━━━━━ Data provided ━━━━━
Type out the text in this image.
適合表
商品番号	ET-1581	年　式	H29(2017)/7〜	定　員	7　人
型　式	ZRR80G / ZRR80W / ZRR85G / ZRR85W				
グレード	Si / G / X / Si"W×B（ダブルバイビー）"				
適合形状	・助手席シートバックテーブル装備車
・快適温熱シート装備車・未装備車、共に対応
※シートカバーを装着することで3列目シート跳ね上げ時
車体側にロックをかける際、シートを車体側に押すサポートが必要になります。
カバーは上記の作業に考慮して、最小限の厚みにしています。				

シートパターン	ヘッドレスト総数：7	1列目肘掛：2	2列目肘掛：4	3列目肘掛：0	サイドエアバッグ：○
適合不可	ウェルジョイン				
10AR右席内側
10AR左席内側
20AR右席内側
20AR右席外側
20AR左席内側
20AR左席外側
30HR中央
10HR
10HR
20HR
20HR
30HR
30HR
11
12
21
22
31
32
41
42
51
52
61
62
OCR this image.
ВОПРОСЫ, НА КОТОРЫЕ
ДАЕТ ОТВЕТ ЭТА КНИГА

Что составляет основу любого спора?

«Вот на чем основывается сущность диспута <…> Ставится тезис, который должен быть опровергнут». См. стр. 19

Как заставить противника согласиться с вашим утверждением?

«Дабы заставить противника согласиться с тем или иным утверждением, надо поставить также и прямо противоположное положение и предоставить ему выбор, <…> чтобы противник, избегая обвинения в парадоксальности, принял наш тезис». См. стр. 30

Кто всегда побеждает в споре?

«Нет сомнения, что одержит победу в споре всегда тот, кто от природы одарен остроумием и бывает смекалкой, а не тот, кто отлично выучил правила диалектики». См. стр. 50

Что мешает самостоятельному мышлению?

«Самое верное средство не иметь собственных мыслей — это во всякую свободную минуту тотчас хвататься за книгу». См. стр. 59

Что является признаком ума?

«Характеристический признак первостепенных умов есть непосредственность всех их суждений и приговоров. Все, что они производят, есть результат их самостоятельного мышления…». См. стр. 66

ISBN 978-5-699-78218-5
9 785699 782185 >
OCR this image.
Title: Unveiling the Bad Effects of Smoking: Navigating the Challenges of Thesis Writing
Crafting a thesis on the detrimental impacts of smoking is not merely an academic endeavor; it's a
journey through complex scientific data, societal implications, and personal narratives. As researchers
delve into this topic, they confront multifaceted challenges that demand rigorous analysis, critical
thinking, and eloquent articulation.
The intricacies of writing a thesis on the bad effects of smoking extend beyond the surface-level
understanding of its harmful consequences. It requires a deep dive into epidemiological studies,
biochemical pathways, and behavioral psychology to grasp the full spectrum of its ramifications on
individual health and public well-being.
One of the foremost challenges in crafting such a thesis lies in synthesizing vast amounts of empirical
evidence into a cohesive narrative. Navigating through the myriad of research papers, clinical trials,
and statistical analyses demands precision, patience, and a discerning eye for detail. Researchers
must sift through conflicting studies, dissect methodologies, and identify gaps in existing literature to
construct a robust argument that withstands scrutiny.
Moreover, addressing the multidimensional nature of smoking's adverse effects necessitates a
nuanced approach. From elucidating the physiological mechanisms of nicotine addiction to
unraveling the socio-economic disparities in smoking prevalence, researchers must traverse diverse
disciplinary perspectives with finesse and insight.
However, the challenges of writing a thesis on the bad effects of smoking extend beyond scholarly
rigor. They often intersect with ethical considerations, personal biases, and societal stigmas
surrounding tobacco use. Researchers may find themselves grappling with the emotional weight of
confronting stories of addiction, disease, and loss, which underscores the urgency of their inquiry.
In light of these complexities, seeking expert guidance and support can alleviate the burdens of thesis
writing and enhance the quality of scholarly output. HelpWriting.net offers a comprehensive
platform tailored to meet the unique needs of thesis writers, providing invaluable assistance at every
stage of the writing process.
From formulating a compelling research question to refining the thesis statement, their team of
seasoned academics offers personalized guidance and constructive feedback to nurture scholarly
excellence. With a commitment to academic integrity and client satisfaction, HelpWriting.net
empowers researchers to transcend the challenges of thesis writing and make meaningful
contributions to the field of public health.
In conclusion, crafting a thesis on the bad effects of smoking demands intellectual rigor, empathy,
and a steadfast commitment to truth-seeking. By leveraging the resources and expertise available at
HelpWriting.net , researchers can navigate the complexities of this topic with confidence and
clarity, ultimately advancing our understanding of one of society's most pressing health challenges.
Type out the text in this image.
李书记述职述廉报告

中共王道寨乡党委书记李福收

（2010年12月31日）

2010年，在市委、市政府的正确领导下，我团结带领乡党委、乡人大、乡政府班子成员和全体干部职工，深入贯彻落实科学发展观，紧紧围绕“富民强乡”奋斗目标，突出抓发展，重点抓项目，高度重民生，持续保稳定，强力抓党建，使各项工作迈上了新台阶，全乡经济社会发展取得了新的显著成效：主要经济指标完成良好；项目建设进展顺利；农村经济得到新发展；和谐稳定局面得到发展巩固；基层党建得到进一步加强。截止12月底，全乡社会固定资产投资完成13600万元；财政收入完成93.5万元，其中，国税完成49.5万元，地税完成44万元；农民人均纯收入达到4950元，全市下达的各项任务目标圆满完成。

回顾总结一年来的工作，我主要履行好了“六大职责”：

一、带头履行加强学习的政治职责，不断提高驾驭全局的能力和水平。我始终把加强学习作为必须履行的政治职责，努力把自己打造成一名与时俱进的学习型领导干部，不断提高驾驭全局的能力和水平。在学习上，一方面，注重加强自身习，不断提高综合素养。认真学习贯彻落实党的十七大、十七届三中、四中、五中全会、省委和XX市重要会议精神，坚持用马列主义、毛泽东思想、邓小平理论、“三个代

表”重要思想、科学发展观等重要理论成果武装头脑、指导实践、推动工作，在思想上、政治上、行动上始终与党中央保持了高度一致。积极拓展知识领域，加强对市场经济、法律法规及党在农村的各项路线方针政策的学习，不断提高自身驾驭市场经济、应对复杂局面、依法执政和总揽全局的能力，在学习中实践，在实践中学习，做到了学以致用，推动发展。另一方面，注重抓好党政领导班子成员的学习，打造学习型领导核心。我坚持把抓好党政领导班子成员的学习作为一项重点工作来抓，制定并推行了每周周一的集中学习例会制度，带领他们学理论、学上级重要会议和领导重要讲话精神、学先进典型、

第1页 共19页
━━━━━
- Instructions to follow
Give the count of lines in the data shown above that contain "their", and nothing else.

- Solution below
2